CONSIGNE ÉCRITE 1 :: Renvoie tel quel le passage de l'article sur Khelifi Ahmed qui va de "KHELIFI AHMED LE" jusqu'à "lui ont infligées.".

EXTRAIT DU DOCUMENT ::
/---

"MA GRAND' MÈRE "B'NINA" (LA SUCCULENTE) PLEURAIT A CHAUDES LARMES QUAND ELLE L'ÉCOUTAIT". Par MS.LAMARA

Publié le par LAGHOUATI

"MA GRAND' MÈRE "B'NINA" (LA SUCCULENTE) PLEURAIT A CHAUDES LARMES QUAND ELLE L'ÉCOUTAIT". Par MS.LAMARA
"MA GRAND' MÈRE "B'NINA" (LA SUCCULENTE) PLEURAIT A CHAUDES LARMES QUAND ELLE L'ÉCOUTAIT". Par MS.LAMARA
"MA GRAND' MÈRE "B'NINA" (LA SUCCULENTE) PLEURAIT A CHAUDES LARMES QUAND ELLE L'ÉCOUTAIT". Par MS.LAMARA
"MA GRAND' MÈRE "B'NINA" (LA SUCCULENTE) PLEURAIT A CHAUDES LARMES QUAND ELLE L'ÉCOUTAIT". Par MS.LAMARA

 

 

KHELIFI AHMED LE GRAND MAITRE DE LA CHANSON BEDOUIE: MA GRAND' MÈRE "B'NINA" (LA SUCCULENTE) PLEURAIT A CHAUDES LARMES QUAND ELLE L'ÉCOUTAIT. SUIVEZ LE GUIDE:

En me délectant de cette enivrante halte sur l'enviable parcours du grand maitre du bedoui qu'était Khelifi Ahmed, je ne pus m'empêcher de verser de chaudes larmes, non pour m'apitoyer sur mon passé et les tristes moments dont il a été marqué, mais plutôt pour pleurer le déplorable état auquel est parvenu notre cher pays. En effet, chaque jour notre bien aimée Algérie pleure, geint et se lamente sur les trahisons que ses propres fils lui ont infligées.

\---

DONNÉES DE L'EXERCICE ::
/---

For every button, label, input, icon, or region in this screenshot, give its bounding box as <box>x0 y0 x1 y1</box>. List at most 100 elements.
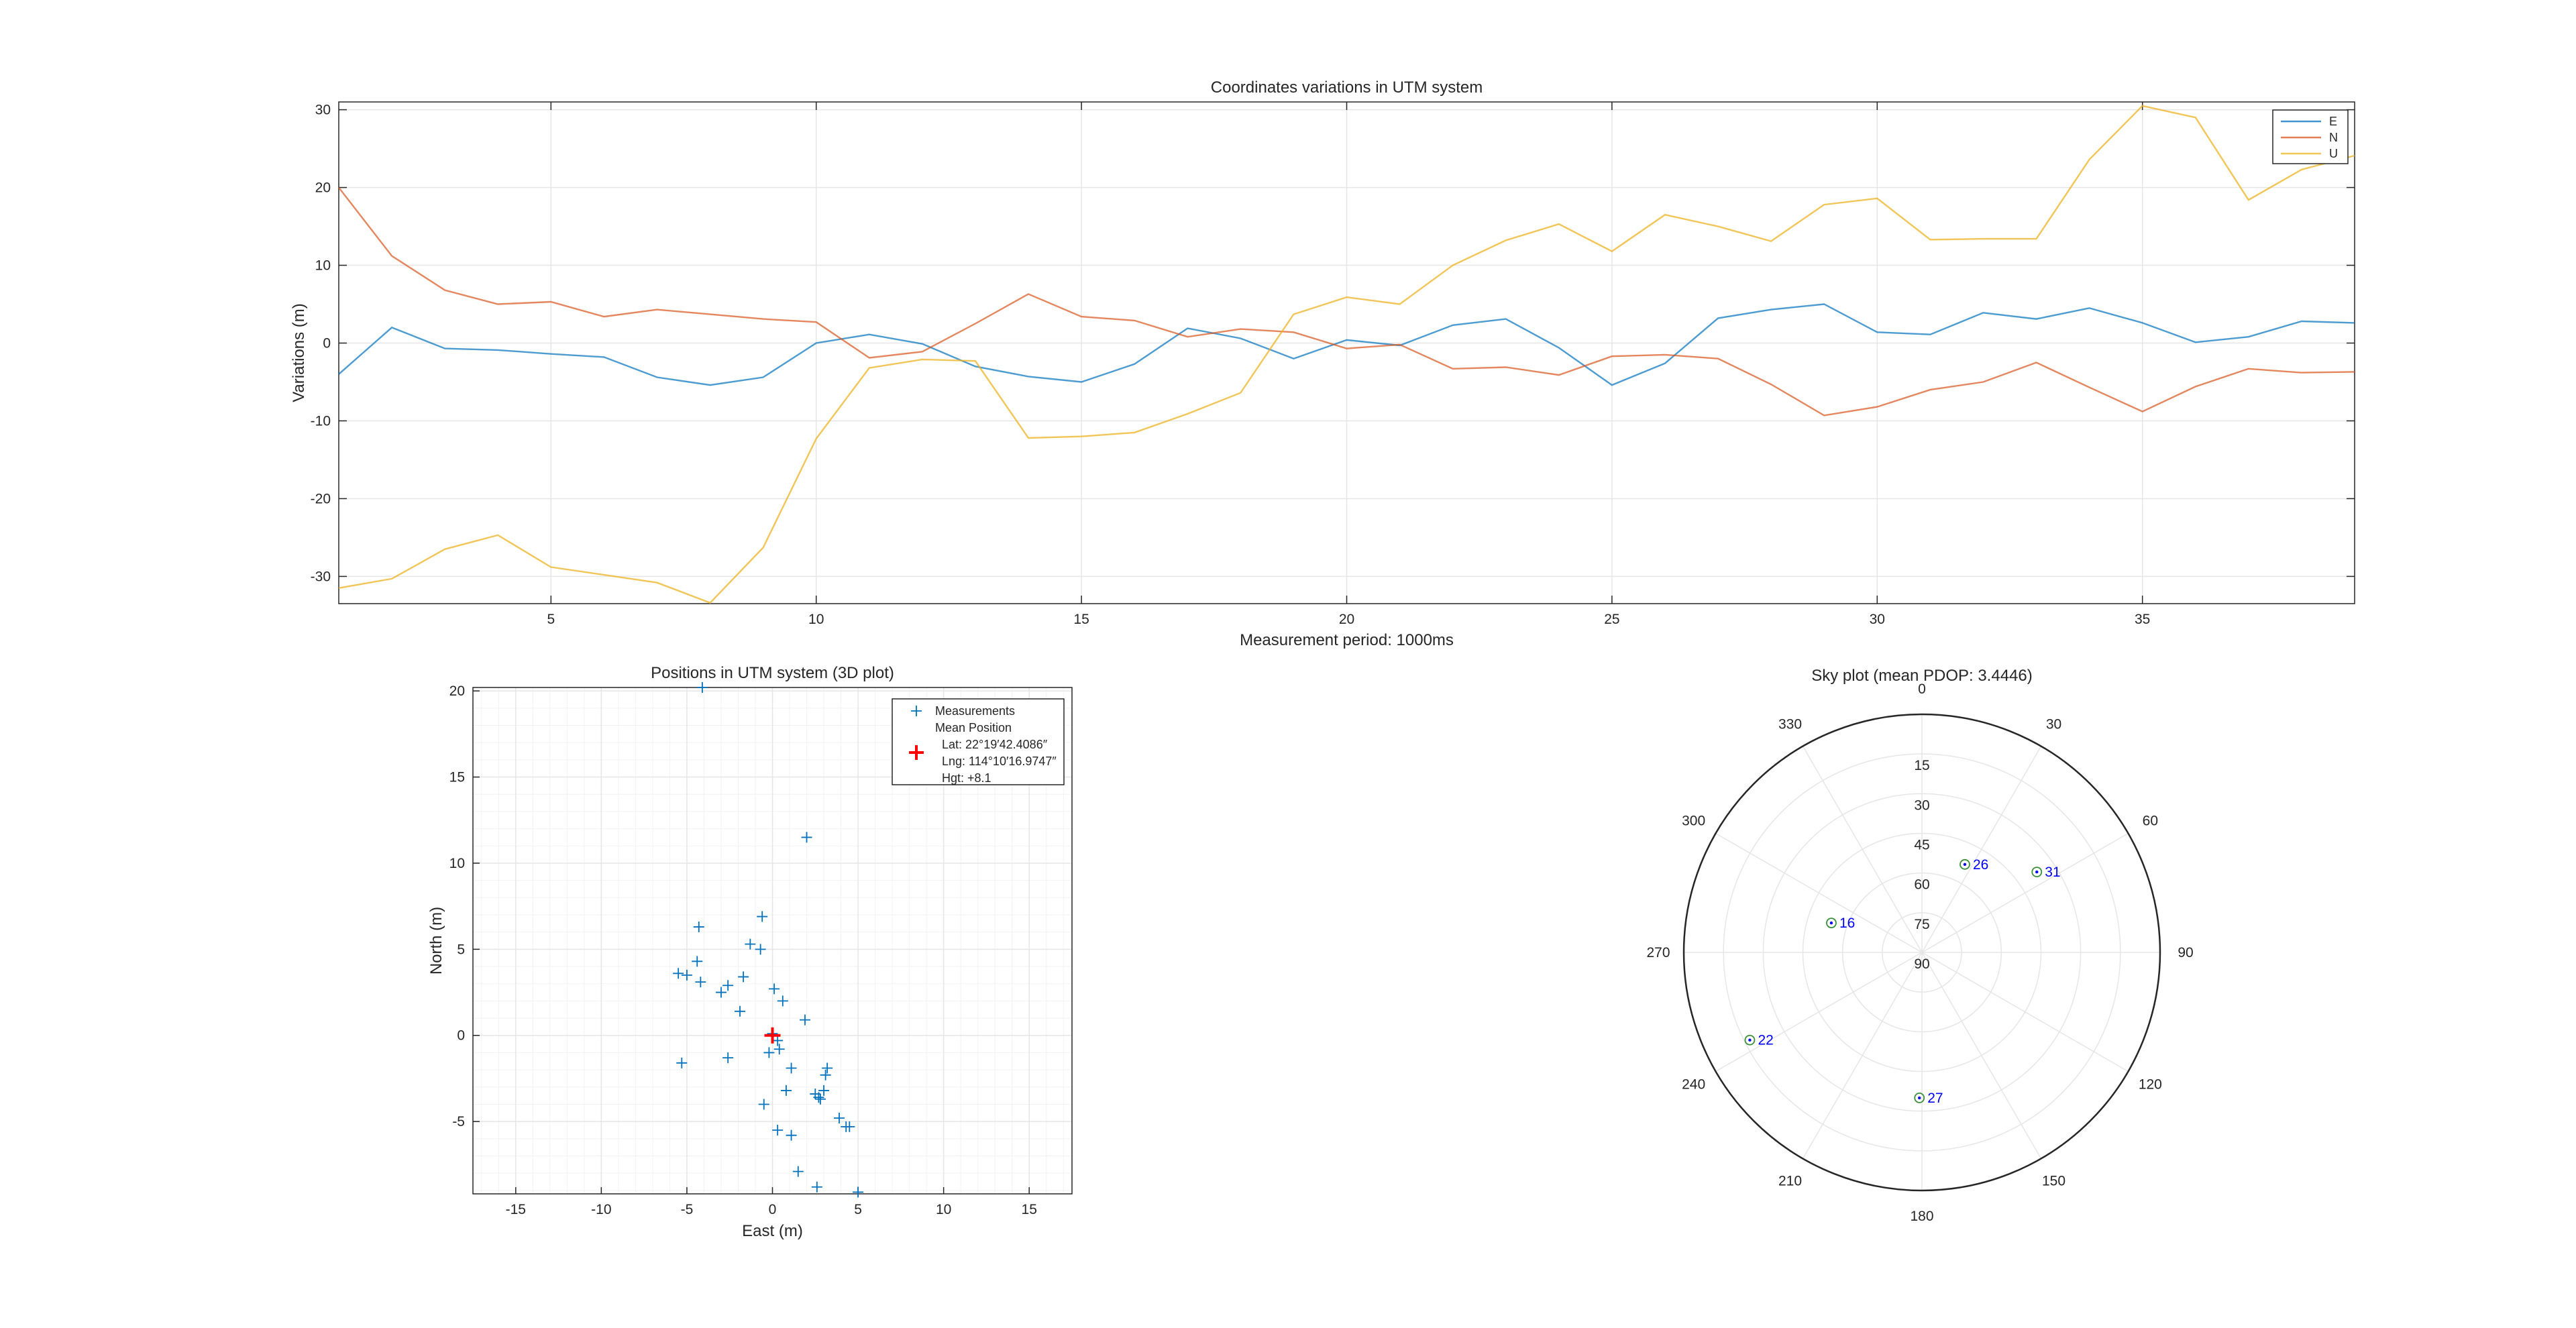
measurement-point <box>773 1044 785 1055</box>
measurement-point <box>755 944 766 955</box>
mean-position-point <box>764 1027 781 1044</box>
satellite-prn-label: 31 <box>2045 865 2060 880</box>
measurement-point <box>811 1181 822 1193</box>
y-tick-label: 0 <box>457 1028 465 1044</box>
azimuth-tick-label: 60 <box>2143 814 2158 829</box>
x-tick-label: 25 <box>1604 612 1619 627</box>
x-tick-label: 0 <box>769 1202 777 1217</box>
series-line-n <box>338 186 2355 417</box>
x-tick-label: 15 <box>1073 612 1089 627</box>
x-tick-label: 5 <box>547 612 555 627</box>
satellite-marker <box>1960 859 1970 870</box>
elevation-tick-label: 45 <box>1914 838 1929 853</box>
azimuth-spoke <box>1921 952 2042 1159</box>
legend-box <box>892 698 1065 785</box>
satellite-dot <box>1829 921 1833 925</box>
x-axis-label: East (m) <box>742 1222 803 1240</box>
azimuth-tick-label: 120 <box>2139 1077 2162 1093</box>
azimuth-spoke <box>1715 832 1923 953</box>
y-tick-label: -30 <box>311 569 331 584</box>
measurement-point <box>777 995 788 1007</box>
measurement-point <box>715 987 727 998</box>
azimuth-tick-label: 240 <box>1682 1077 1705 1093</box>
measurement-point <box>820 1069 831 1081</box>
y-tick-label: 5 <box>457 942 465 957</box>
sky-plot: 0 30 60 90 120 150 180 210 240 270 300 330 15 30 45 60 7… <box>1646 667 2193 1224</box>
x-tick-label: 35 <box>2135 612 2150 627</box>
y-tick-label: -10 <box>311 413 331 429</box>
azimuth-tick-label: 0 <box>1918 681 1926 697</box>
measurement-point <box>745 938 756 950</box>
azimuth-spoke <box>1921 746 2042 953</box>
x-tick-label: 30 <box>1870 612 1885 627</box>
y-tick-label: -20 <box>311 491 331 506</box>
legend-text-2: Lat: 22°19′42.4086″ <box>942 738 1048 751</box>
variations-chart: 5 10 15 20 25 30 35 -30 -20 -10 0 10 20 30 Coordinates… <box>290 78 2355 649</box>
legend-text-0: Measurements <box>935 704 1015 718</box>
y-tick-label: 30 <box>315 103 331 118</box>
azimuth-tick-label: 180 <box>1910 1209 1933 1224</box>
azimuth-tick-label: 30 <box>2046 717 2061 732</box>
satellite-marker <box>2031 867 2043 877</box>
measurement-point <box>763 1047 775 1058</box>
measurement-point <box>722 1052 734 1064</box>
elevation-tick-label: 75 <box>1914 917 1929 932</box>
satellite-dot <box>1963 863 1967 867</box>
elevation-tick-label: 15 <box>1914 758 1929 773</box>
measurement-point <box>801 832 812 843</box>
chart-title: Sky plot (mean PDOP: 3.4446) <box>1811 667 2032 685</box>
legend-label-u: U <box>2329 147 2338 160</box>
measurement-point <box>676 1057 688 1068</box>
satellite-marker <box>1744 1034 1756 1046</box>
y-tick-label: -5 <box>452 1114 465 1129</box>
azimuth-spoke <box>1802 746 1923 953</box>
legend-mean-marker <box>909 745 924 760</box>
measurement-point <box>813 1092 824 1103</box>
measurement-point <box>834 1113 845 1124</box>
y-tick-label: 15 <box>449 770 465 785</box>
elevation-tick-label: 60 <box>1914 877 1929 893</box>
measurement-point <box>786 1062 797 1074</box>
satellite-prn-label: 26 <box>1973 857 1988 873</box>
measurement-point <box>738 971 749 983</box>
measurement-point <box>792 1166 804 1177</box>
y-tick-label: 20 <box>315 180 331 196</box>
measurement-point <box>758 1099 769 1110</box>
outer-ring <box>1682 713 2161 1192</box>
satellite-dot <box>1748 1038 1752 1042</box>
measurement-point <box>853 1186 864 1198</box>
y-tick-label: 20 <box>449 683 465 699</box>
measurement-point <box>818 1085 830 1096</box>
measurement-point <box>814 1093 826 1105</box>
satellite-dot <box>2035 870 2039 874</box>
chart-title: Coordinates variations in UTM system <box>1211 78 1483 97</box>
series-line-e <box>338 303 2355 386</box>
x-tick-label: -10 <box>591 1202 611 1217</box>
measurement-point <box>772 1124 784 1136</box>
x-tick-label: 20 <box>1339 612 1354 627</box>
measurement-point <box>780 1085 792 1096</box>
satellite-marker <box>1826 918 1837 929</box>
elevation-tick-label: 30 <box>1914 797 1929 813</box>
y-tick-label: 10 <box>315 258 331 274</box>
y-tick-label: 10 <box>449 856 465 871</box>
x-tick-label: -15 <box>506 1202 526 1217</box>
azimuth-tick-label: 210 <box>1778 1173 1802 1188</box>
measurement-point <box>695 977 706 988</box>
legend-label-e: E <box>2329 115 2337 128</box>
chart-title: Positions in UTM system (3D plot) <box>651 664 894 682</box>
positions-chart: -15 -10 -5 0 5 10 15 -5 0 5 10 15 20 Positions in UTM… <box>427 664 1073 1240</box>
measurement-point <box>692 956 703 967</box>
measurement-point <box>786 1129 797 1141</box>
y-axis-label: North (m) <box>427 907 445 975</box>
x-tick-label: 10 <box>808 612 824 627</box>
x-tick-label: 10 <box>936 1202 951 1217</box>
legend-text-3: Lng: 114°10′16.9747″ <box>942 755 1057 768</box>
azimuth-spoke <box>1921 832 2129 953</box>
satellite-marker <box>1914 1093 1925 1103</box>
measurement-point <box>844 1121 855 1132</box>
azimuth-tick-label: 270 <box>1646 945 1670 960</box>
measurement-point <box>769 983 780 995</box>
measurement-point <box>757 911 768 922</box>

\---
/---

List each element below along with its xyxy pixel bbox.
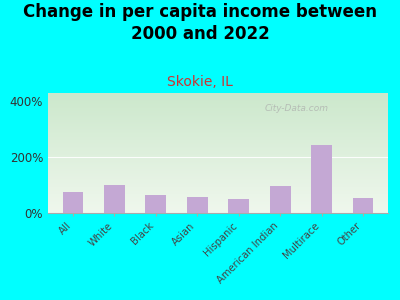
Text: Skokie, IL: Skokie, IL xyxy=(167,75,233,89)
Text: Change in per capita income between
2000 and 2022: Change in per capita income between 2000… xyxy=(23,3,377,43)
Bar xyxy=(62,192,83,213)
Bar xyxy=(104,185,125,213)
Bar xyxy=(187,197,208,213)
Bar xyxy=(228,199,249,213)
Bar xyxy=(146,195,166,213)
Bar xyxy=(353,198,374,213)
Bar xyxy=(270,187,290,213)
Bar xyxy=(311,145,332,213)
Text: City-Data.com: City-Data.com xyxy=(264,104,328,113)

\---
/---

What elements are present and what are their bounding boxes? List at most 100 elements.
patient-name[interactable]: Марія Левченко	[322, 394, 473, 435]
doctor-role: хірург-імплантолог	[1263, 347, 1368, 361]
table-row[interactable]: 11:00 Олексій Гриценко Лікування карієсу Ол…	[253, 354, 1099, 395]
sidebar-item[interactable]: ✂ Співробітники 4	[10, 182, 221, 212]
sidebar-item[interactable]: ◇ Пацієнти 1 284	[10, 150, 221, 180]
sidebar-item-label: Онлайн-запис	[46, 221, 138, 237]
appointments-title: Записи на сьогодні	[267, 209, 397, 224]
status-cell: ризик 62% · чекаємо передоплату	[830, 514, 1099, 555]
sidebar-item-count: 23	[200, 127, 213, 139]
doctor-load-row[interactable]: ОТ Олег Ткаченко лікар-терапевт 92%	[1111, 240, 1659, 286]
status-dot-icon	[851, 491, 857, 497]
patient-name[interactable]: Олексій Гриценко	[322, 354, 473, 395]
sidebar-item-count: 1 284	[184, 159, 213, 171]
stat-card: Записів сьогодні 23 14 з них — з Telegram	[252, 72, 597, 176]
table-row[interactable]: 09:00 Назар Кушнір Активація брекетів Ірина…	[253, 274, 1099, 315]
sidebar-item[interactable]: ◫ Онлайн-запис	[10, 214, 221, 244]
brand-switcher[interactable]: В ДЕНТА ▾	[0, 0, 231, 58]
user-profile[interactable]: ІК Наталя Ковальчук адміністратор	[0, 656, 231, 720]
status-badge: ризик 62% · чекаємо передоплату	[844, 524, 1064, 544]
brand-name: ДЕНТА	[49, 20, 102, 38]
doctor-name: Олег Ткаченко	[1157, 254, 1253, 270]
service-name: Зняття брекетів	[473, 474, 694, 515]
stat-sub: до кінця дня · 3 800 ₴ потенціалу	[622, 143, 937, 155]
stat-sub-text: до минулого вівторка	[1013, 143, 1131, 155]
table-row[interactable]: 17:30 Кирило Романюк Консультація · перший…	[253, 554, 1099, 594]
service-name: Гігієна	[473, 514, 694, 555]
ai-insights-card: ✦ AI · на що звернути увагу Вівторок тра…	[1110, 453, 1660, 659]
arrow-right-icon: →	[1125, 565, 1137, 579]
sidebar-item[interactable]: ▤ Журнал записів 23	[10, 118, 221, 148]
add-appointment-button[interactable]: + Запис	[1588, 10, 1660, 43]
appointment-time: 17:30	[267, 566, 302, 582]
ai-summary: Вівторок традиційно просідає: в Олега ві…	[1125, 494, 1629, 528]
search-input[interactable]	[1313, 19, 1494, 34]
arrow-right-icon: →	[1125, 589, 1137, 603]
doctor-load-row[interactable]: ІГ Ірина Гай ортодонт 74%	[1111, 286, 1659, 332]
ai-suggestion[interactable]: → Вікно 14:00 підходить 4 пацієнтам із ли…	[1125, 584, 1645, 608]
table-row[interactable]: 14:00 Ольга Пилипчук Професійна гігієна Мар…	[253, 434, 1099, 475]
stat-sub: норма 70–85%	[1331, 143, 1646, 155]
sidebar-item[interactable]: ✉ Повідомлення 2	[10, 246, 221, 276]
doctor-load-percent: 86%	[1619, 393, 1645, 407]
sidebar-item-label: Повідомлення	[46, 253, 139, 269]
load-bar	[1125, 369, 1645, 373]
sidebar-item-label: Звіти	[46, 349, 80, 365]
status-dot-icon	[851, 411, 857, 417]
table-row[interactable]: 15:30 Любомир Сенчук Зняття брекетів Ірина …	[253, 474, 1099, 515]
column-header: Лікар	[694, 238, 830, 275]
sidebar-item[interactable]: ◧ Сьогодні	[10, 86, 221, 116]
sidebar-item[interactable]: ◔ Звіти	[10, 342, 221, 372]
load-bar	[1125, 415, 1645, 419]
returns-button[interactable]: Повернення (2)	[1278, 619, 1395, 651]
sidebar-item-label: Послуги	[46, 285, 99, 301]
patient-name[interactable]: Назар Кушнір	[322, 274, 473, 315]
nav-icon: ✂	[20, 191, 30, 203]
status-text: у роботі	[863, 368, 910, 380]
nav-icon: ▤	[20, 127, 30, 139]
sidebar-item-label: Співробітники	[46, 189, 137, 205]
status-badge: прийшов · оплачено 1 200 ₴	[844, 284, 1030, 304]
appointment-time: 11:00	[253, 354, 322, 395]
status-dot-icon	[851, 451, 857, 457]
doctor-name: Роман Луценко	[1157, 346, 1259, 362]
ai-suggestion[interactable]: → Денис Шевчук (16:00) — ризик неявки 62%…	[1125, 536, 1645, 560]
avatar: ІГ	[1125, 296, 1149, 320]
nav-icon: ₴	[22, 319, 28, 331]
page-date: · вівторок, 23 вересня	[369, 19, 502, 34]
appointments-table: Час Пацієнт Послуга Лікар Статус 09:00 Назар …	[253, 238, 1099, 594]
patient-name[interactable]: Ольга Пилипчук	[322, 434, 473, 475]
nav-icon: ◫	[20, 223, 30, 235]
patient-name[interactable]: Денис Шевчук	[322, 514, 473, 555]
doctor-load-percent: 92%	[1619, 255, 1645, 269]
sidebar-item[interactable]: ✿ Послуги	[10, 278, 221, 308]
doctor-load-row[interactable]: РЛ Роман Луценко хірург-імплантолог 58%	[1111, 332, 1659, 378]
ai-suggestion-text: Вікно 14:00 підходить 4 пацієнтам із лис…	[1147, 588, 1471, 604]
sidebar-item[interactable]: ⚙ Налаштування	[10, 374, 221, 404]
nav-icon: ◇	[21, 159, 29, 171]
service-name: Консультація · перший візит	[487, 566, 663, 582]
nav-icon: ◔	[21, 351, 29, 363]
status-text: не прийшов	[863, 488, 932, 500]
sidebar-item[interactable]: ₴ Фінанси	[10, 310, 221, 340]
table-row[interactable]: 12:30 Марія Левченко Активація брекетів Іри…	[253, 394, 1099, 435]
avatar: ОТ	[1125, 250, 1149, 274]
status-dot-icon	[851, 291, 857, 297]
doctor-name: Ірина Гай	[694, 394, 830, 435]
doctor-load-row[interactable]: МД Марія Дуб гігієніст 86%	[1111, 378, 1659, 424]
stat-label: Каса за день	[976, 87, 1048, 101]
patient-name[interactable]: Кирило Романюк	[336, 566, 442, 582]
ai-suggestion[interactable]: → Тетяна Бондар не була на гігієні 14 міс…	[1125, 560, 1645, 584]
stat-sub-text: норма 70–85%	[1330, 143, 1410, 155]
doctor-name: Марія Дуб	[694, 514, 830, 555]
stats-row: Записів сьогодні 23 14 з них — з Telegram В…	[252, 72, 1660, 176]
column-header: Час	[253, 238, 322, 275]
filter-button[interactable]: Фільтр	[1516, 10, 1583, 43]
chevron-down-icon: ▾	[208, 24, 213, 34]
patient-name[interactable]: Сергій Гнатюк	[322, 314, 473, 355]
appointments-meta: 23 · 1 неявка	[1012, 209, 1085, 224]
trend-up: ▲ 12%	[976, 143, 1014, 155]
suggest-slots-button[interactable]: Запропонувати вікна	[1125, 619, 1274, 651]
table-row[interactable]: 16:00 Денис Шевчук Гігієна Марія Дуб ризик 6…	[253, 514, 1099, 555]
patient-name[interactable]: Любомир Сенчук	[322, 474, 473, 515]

\---

CONSIGNE ÉCRITE 2 :: Recopie à l'identique les lignes de la liste, de celle qui contient "Text: Skokie, IL: Skokie, IL" jusqu'à celle qui contient "Text: City-Data.com: City-Data.com", ces deux lignes comprises.

RÉPONSE RÉDIGÉE 1 ::
KHELIFI AHMED LE GRAND MAITRE DE LA CHANSON BEDOUIE: MA GRAND' MÈRE "B'NINA" (LA SUCCULENTE) PLEURAIT A CHAUDES LARMES QUAND ELLE L'ÉCOUTAIT. SUIVEZ LE GUIDE:

En me délectant de cette enivrante halte sur l'enviable parcours du grand maitre du bedoui qu'était Khelifi Ahmed, je ne pus m'empêcher de verser de chaudes larmes, non pour m'apitoyer sur mon passé et les tristes moments dont il a été marqué, mais plutôt pour pleurer le déplorable état auquel est parvenu notre cher pays. En effet, chaque jour notre bien aimée Algérie pleure, geint et se lamente sur les trahisons que ses propres fils lui ont infligées.

RÉPONSE RÉDIGÉE 2 ::
Text: Skokie, IL: Skokie, IL xyxy=(167,75,233,89)
Text: Change in per capita income between
2000 and 2022: Change in per capita income between 2000… xyxy=(23,3,377,43)
Bar xyxy=(62,192,83,213)
Bar xyxy=(104,185,125,213)
Bar xyxy=(187,197,208,213)
Bar xyxy=(228,199,249,213)
Bar xyxy=(146,195,166,213)
Bar xyxy=(353,198,374,213)
Bar xyxy=(270,187,290,213)
Bar xyxy=(311,145,332,213)
Text: City-Data.com: City-Data.com xyxy=(264,104,328,113)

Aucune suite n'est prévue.